-- Opening Marker --

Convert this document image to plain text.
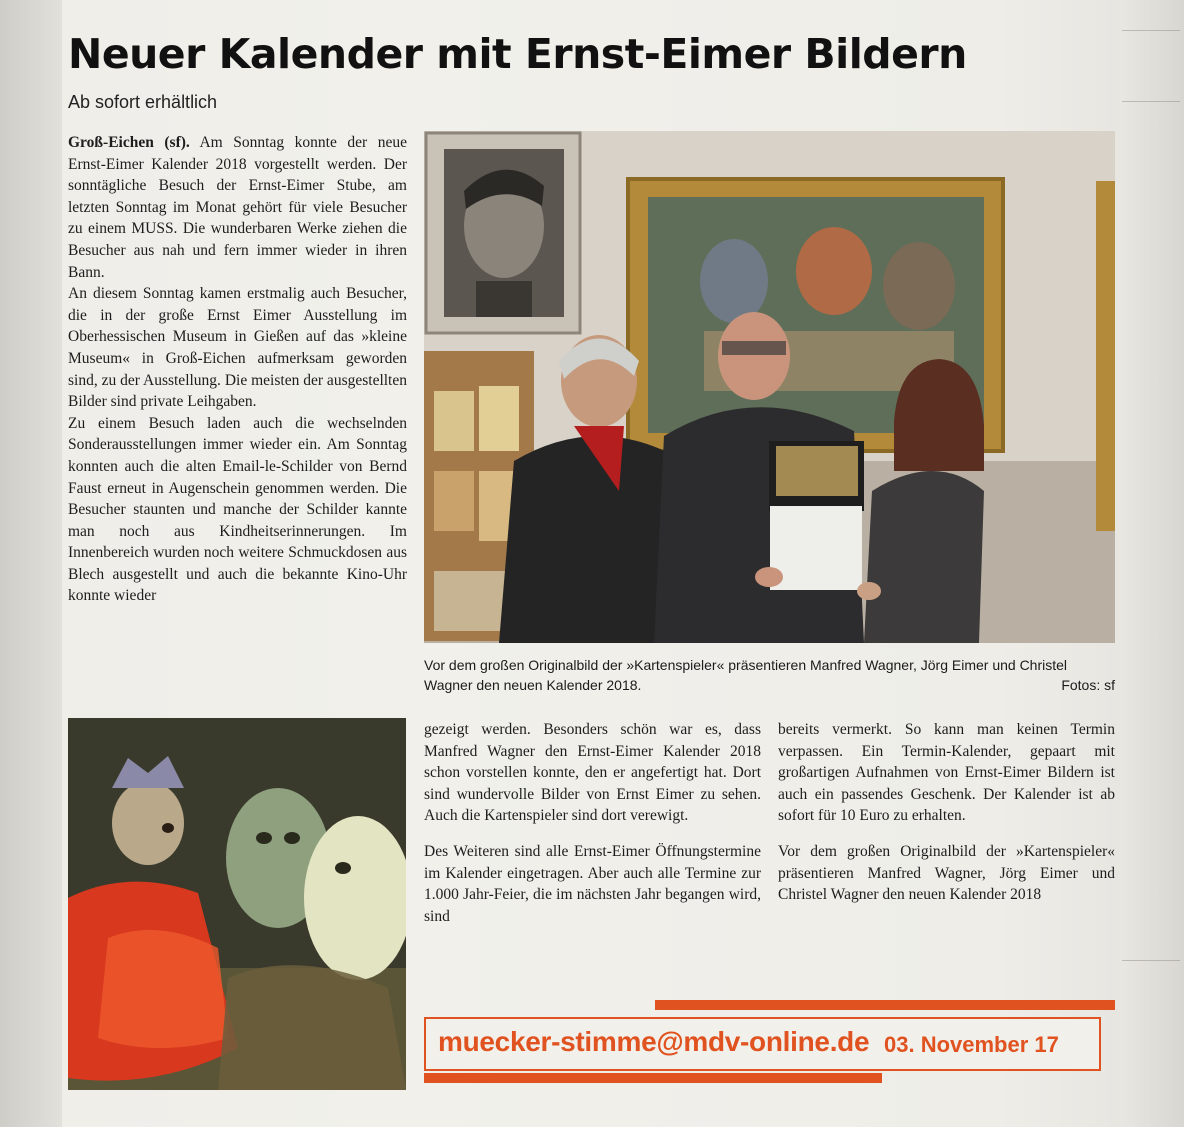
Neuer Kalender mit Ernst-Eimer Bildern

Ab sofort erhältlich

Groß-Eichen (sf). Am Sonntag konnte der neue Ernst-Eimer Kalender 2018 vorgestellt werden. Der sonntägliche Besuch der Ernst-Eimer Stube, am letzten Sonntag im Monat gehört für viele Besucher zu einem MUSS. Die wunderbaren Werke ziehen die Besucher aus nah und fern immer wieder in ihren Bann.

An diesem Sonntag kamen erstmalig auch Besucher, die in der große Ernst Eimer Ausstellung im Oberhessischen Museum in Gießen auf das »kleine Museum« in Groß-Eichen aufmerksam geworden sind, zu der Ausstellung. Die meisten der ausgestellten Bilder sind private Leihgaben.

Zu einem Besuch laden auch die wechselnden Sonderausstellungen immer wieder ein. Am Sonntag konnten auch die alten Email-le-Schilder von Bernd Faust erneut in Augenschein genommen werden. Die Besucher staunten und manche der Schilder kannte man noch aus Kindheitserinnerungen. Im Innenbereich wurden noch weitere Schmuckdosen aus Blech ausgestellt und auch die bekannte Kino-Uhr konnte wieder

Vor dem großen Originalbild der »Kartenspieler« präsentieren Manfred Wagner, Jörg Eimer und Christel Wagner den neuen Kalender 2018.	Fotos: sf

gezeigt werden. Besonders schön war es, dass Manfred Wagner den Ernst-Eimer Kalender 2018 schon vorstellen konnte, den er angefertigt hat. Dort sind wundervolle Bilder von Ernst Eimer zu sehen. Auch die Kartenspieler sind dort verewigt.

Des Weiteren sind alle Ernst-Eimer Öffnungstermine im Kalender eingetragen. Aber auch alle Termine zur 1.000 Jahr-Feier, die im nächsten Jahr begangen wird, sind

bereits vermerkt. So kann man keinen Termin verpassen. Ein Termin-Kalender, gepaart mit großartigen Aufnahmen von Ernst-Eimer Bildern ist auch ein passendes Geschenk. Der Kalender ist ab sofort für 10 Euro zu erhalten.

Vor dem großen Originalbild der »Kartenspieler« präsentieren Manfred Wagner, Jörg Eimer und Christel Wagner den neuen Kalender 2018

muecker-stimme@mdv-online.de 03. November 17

-- Closing Marker --

### What you need to do
Pull out every line holding "präsentieren" from the records above, and copy it.

### Task result
Vor dem großen Originalbild der »Kartenspieler« präsentieren Manfred Wagner, Jörg Eimer und Christel Wagner den neuen Kalender 2018.	Fotos: sf
Vor dem großen Originalbild der »Kartenspieler« präsentieren Manfred Wagner, Jörg Eimer und Christel Wagner den neuen Kalender 2018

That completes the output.